■ GIVEN REQUEST ■
List all lines of the data that include the string "xlabel".

■ PROVIDED MATERIAL ■
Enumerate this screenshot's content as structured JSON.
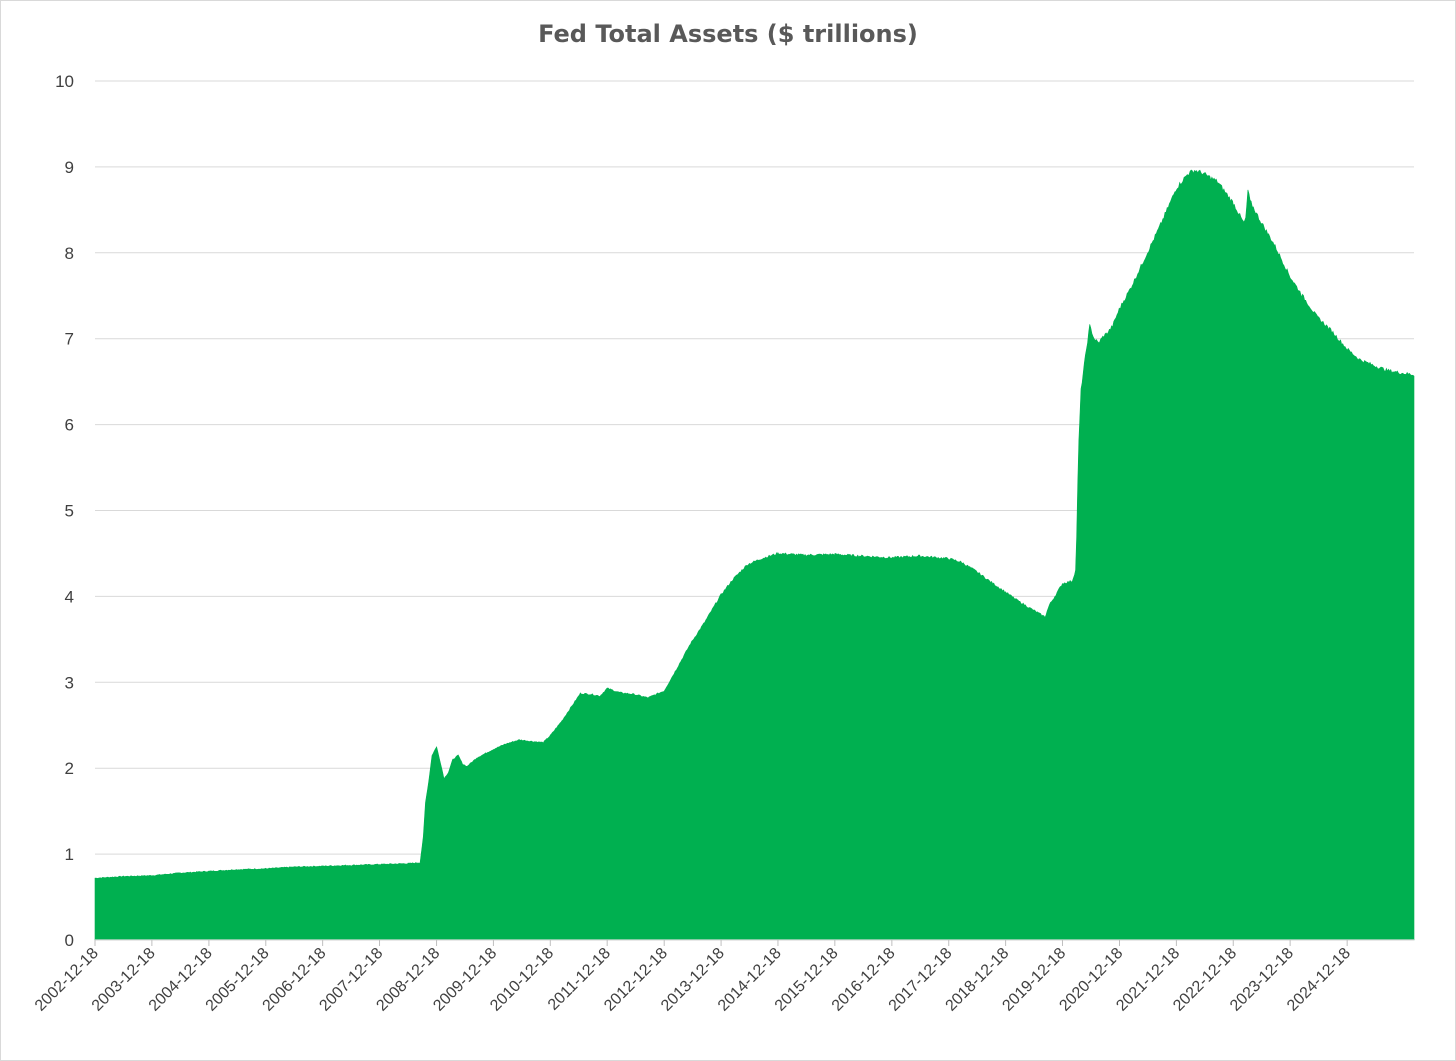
{
  "chart_data": {
    "type": "area",
    "title": "Fed Total Assets ($ trillions)",
    "xlabel": "",
    "ylabel": "",
    "ylim": [
      0,
      10
    ],
    "y_ticks": [
      "0",
      "1",
      "2",
      "3",
      "4",
      "5",
      "6",
      "7",
      "8",
      "9",
      "10"
    ],
    "x_ticks": [
      "2002-12-18",
      "2003-12-18",
      "2004-12-18",
      "2005-12-18",
      "2006-12-18",
      "2007-12-18",
      "2008-12-18",
      "2009-12-18",
      "2010-12-18",
      "2011-12-18",
      "2012-12-18",
      "2013-12-18",
      "2014-12-18",
      "2015-12-18",
      "2016-12-18",
      "2017-12-18",
      "2018-12-18",
      "2019-12-18",
      "2020-12-18",
      "2021-12-18",
      "2022-12-18",
      "2023-12-18",
      "2024-12-18"
    ],
    "x_range": [
      "2002-12-18",
      "2026-02-20"
    ],
    "grid": "horizontal",
    "legend": "none",
    "color": "#00b050",
    "series": [
      {
        "name": "",
        "points": [
          [
            "2002-12-18",
            0.72
          ],
          [
            "2003-06-18",
            0.74
          ],
          [
            "2003-12-18",
            0.75
          ],
          [
            "2004-06-18",
            0.78
          ],
          [
            "2004-12-18",
            0.8
          ],
          [
            "2005-06-18",
            0.82
          ],
          [
            "2005-12-18",
            0.83
          ],
          [
            "2006-06-18",
            0.85
          ],
          [
            "2006-12-18",
            0.86
          ],
          [
            "2007-06-18",
            0.87
          ],
          [
            "2007-12-18",
            0.88
          ],
          [
            "2008-06-18",
            0.89
          ],
          [
            "2008-09-03",
            0.9
          ],
          [
            "2008-09-24",
            1.2
          ],
          [
            "2008-10-08",
            1.6
          ],
          [
            "2008-10-29",
            1.85
          ],
          [
            "2008-11-19",
            2.15
          ],
          [
            "2008-12-18",
            2.25
          ],
          [
            "2009-01-14",
            2.05
          ],
          [
            "2009-02-04",
            1.88
          ],
          [
            "2009-03-04",
            1.95
          ],
          [
            "2009-04-01",
            2.1
          ],
          [
            "2009-05-06",
            2.15
          ],
          [
            "2009-06-03",
            2.05
          ],
          [
            "2009-07-01",
            2.02
          ],
          [
            "2009-09-02",
            2.12
          ],
          [
            "2009-12-18",
            2.22
          ],
          [
            "2010-03-03",
            2.28
          ],
          [
            "2010-06-02",
            2.33
          ],
          [
            "2010-09-01",
            2.31
          ],
          [
            "2010-11-03",
            2.3
          ],
          [
            "2010-12-18",
            2.38
          ],
          [
            "2011-03-02",
            2.55
          ],
          [
            "2011-05-04",
            2.72
          ],
          [
            "2011-06-29",
            2.87
          ],
          [
            "2011-09-07",
            2.86
          ],
          [
            "2011-11-02",
            2.84
          ],
          [
            "2011-12-18",
            2.93
          ],
          [
            "2012-03-07",
            2.88
          ],
          [
            "2012-06-06",
            2.86
          ],
          [
            "2012-09-05",
            2.82
          ],
          [
            "2012-12-18",
            2.9
          ],
          [
            "2013-03-06",
            3.15
          ],
          [
            "2013-06-05",
            3.45
          ],
          [
            "2013-09-04",
            3.7
          ],
          [
            "2013-12-18",
            4.02
          ],
          [
            "2014-03-05",
            4.2
          ],
          [
            "2014-06-04",
            4.37
          ],
          [
            "2014-09-03",
            4.44
          ],
          [
            "2014-12-18",
            4.5
          ],
          [
            "2015-06-03",
            4.48
          ],
          [
            "2015-12-18",
            4.49
          ],
          [
            "2016-06-01",
            4.47
          ],
          [
            "2016-12-18",
            4.45
          ],
          [
            "2017-06-07",
            4.47
          ],
          [
            "2017-12-18",
            4.44
          ],
          [
            "2018-03-07",
            4.4
          ],
          [
            "2018-06-06",
            4.3
          ],
          [
            "2018-09-05",
            4.18
          ],
          [
            "2018-12-18",
            4.05
          ],
          [
            "2019-03-06",
            3.95
          ],
          [
            "2019-06-05",
            3.85
          ],
          [
            "2019-08-28",
            3.76
          ],
          [
            "2019-09-25",
            3.9
          ],
          [
            "2019-10-30",
            4.0
          ],
          [
            "2019-12-18",
            4.15
          ],
          [
            "2020-02-19",
            4.18
          ],
          [
            "2020-03-11",
            4.3
          ],
          [
            "2020-03-18",
            4.7
          ],
          [
            "2020-03-25",
            5.3
          ],
          [
            "2020-04-01",
            5.8
          ],
          [
            "2020-04-15",
            6.4
          ],
          [
            "2020-05-06",
            6.7
          ],
          [
            "2020-06-10",
            7.15
          ],
          [
            "2020-07-08",
            7.0
          ],
          [
            "2020-08-05",
            6.95
          ],
          [
            "2020-09-02",
            7.02
          ],
          [
            "2020-10-07",
            7.08
          ],
          [
            "2020-11-04",
            7.15
          ],
          [
            "2020-12-18",
            7.35
          ],
          [
            "2021-03-03",
            7.6
          ],
          [
            "2021-06-02",
            7.95
          ],
          [
            "2021-09-01",
            8.3
          ],
          [
            "2021-12-18",
            8.75
          ],
          [
            "2022-03-02",
            8.92
          ],
          [
            "2022-04-13",
            8.96
          ],
          [
            "2022-06-01",
            8.93
          ],
          [
            "2022-09-07",
            8.83
          ],
          [
            "2022-12-18",
            8.58
          ],
          [
            "2023-02-22",
            8.35
          ],
          [
            "2023-03-08",
            8.39
          ],
          [
            "2023-03-22",
            8.73
          ],
          [
            "2023-04-05",
            8.6
          ],
          [
            "2023-06-07",
            8.38
          ],
          [
            "2023-09-06",
            8.1
          ],
          [
            "2023-12-18",
            7.72
          ],
          [
            "2024-03-06",
            7.5
          ],
          [
            "2024-06-05",
            7.26
          ],
          [
            "2024-09-04",
            7.1
          ],
          [
            "2024-12-18",
            6.88
          ],
          [
            "2025-03-05",
            6.76
          ],
          [
            "2025-06-04",
            6.69
          ],
          [
            "2025-09-03",
            6.63
          ],
          [
            "2025-12-03",
            6.6
          ],
          [
            "2026-02-20",
            6.58
          ]
        ]
      }
    ]
  }
}
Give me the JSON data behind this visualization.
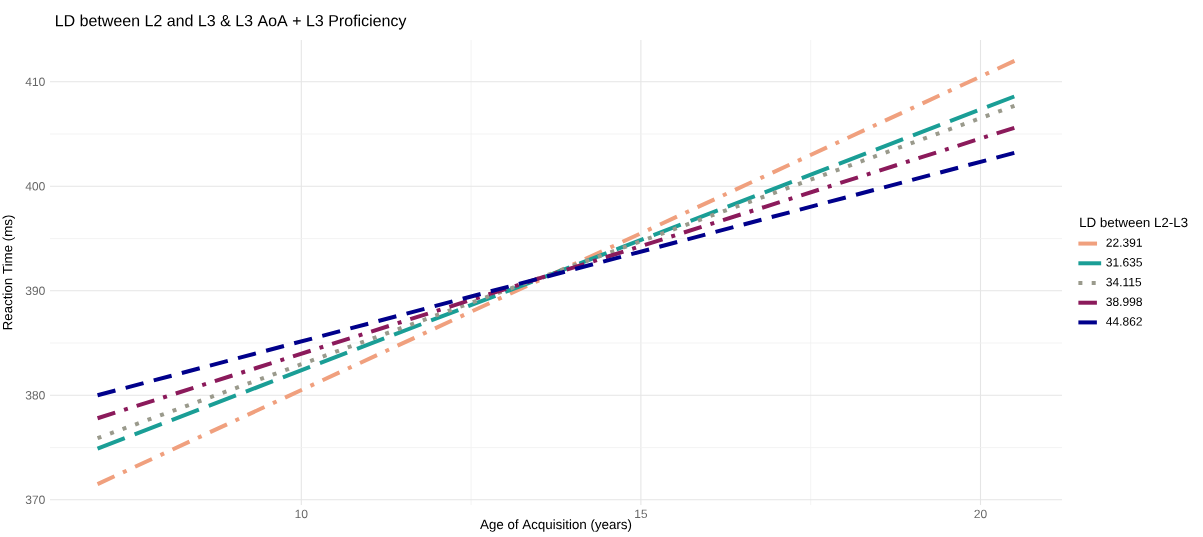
{
  "chart_data": {
    "type": "line",
    "title": "LD between L2 and L3 & L3 AoA + L3 Proficiency",
    "xlabel": "Age of Acquisition (years)",
    "ylabel": "Reaction Time (ms)",
    "legend_title": "LD between L2-L3",
    "x": [
      7,
      20.5
    ],
    "series": [
      {
        "name": "22.391",
        "color": "#f0a07e",
        "line_style": "dashdot",
        "values": [
          371.5,
          412.0
        ]
      },
      {
        "name": "31.635",
        "color": "#1a9e96",
        "line_style": "longdash",
        "values": [
          374.9,
          408.6
        ]
      },
      {
        "name": "34.115",
        "color": "#9a9a8c",
        "line_style": "dotted",
        "values": [
          375.9,
          407.7
        ]
      },
      {
        "name": "38.998",
        "color": "#8b1a5b",
        "line_style": "dashdot",
        "values": [
          377.8,
          405.6
        ]
      },
      {
        "name": "44.862",
        "color": "#00008b",
        "line_style": "dashed",
        "values": [
          380.0,
          403.2
        ]
      }
    ],
    "xlim": [
      6.3,
      21.2
    ],
    "ylim": [
      369.5,
      414
    ],
    "xticks": [
      10,
      15,
      20
    ],
    "yticks": [
      370,
      380,
      390,
      400,
      410
    ],
    "grid": true,
    "legend": "right",
    "marker": "none"
  }
}
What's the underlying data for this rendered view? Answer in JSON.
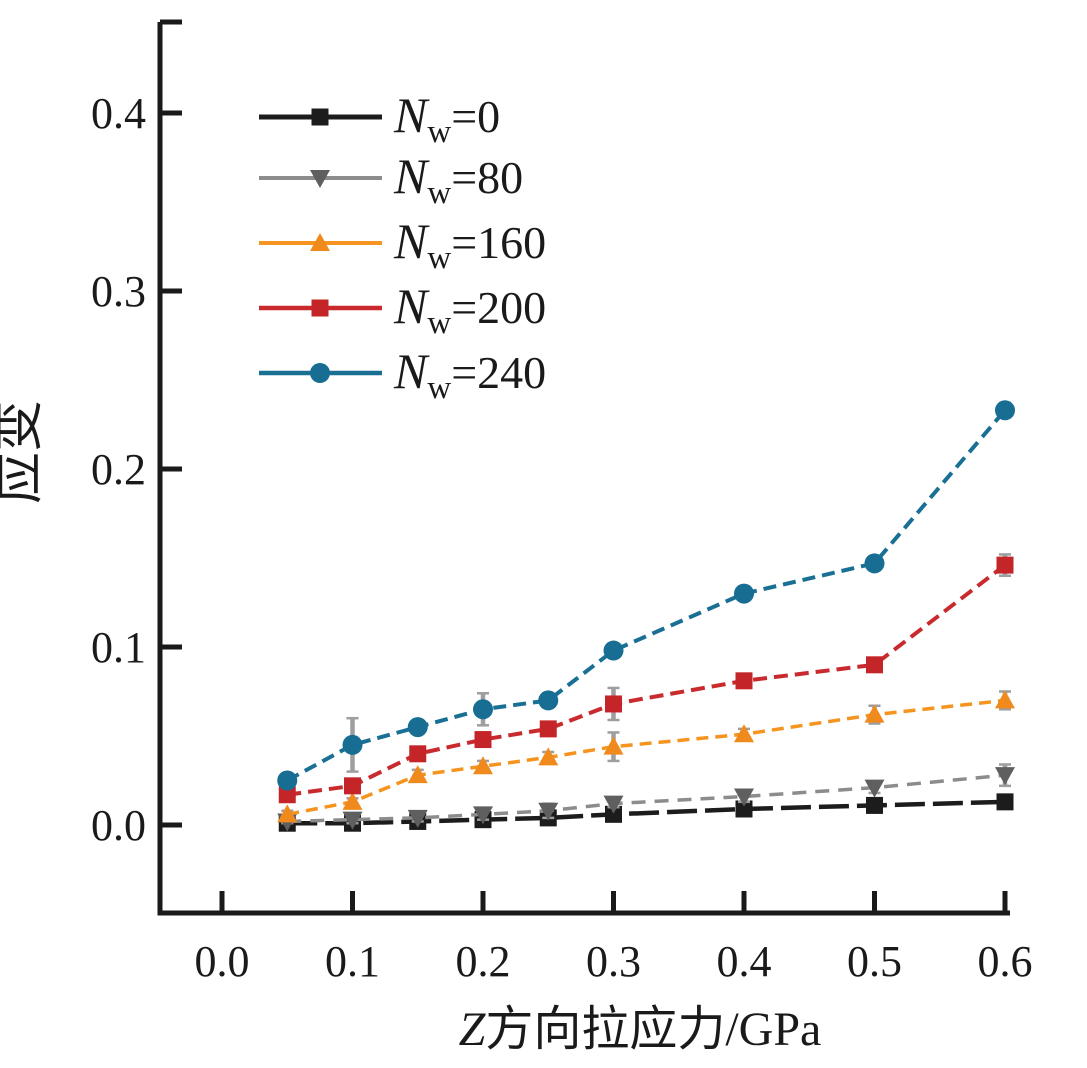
{
  "chart_data": {
    "type": "line",
    "title": "",
    "xlabel": {
      "italic": "Z",
      "rest": "方向拉应力/GPa"
    },
    "ylabel": "应变",
    "xlim": [
      -0.048,
      0.605
    ],
    "ylim": [
      -0.049,
      0.451
    ],
    "grid": false,
    "legend": {
      "position": "upper-left"
    },
    "axis_color": "#1a1a1a",
    "error_bar_color": "#9e9e9e",
    "x_axis": {
      "ticks": [
        0.0,
        0.1,
        0.2,
        0.3,
        0.4,
        0.5,
        0.6
      ],
      "tick_labels": [
        "0.0",
        "0.1",
        "0.2",
        "0.3",
        "0.4",
        "0.5",
        "0.6"
      ]
    },
    "y_axis": {
      "ticks": [
        0.0,
        0.1,
        0.2,
        0.3,
        0.4
      ],
      "tick_labels": [
        "0.0",
        "0.1",
        "0.2",
        "0.3",
        "0.4"
      ]
    },
    "x": [
      0.05,
      0.1,
      0.15,
      0.2,
      0.25,
      0.3,
      0.4,
      0.5,
      0.6
    ],
    "series": [
      {
        "name": "Nw=0",
        "legend_label": {
          "main": "N",
          "sub": "w",
          "rest": "=0"
        },
        "color": "#1c1c1c",
        "marker_color": "#1c1c1c",
        "marker": "square",
        "dash": "30 8",
        "width": 4.5,
        "values": [
          0.001,
          0.001,
          0.002,
          0.003,
          0.004,
          0.006,
          0.009,
          0.011,
          0.013
        ],
        "err": [
          0.001,
          0.001,
          0.001,
          0.001,
          0.002,
          0.001,
          0.001,
          0.002,
          0.002
        ]
      },
      {
        "name": "Nw=80",
        "legend_label": {
          "main": "N",
          "sub": "w",
          "rest": "=80"
        },
        "color": "#8c8c8c",
        "marker_color": "#5f5f5f",
        "marker": "triangle-down",
        "dash": "14 9",
        "width": 3.5,
        "values": [
          0.002,
          0.003,
          0.004,
          0.006,
          0.008,
          0.012,
          0.016,
          0.021,
          0.028
        ],
        "err": [
          0.001,
          0.002,
          0.002,
          0.003,
          0.004,
          0.002,
          0.003,
          0.003,
          0.006
        ]
      },
      {
        "name": "Nw=160",
        "legend_label": {
          "main": "N",
          "sub": "w",
          "rest": "=160"
        },
        "color": "#f5941e",
        "marker_color": "#f08a1d",
        "marker": "triangle-up",
        "dash": "12 7",
        "width": 3.5,
        "values": [
          0.006,
          0.013,
          0.028,
          0.033,
          0.038,
          0.044,
          0.051,
          0.062,
          0.07
        ],
        "err": [
          0.002,
          0.002,
          0.003,
          0.003,
          0.003,
          0.008,
          0.003,
          0.005,
          0.005
        ]
      },
      {
        "name": "Nw=200",
        "legend_label": {
          "main": "N",
          "sub": "w",
          "rest": "=200"
        },
        "color": "#c92a2d",
        "marker_color": "#c42528",
        "marker": "square",
        "dash": "14 7",
        "width": 4,
        "values": [
          0.017,
          0.022,
          0.04,
          0.048,
          0.054,
          0.068,
          0.081,
          0.09,
          0.146
        ],
        "err": [
          0.002,
          0.003,
          0.003,
          0.003,
          0.003,
          0.009,
          0.003,
          0.003,
          0.006
        ]
      },
      {
        "name": "Nw=240",
        "legend_label": {
          "main": "N",
          "sub": "w",
          "rest": "=240"
        },
        "color": "#1a7094",
        "marker_color": "#176d92",
        "marker": "circle",
        "dash": "13 7",
        "width": 4,
        "values": [
          0.025,
          0.045,
          0.055,
          0.065,
          0.07,
          0.098,
          0.13,
          0.147,
          0.233
        ],
        "err": [
          0.003,
          0.015,
          0.003,
          0.009,
          0.004,
          0.003,
          0.003,
          0.004,
          0.004
        ]
      }
    ]
  }
}
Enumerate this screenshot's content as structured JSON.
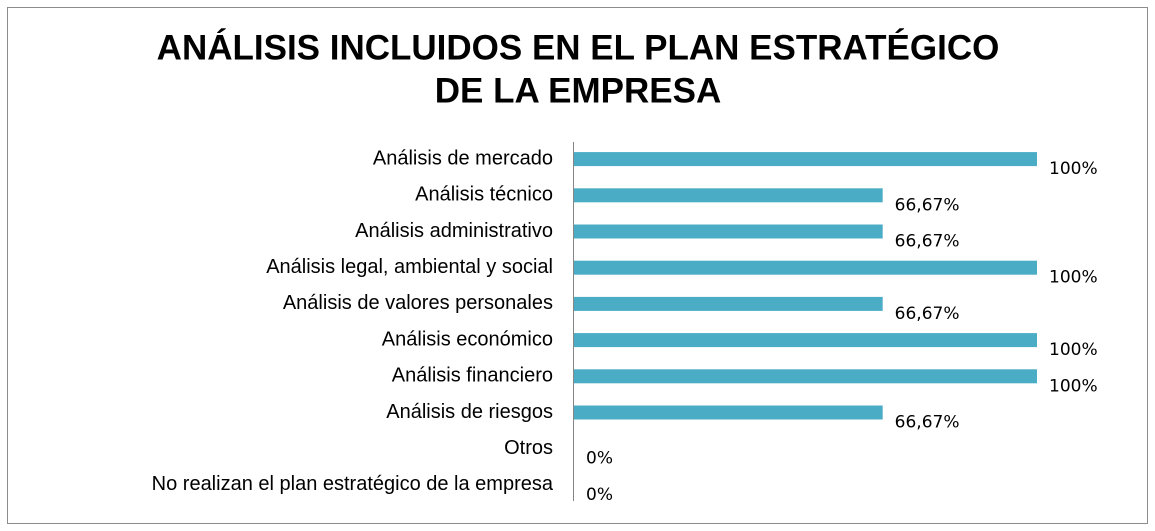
{
  "chart_data": {
    "type": "bar",
    "orientation": "horizontal",
    "title": [
      "ANÁLISIS INCLUIDOS EN EL PLAN ESTRATÉGICO",
      "DE LA EMPRESA"
    ],
    "categories": [
      "Análisis de mercado",
      "Análisis técnico",
      "Análisis administrativo",
      "Análisis  legal, ambiental y social",
      "Análisis de valores personales",
      "Análisis económico",
      "Análisis financiero",
      "Análisis de riesgos",
      "Otros",
      "No realizan el plan estratégico de la empresa"
    ],
    "values": [
      100,
      66.67,
      66.67,
      100,
      66.67,
      100,
      100,
      66.67,
      0,
      0
    ],
    "value_labels": [
      "100%",
      "66,67%",
      "66,67%",
      "100%",
      "66,67%",
      "100%",
      "100%",
      "66,67%",
      "0%",
      "0%"
    ],
    "color": "#4bacc6",
    "xlim": [
      0,
      100
    ]
  }
}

■ RESPONSE BELOW ■
    "xlabel": "",
    "xlabel": "Age of Acquisition (years)",
    "xlabel": {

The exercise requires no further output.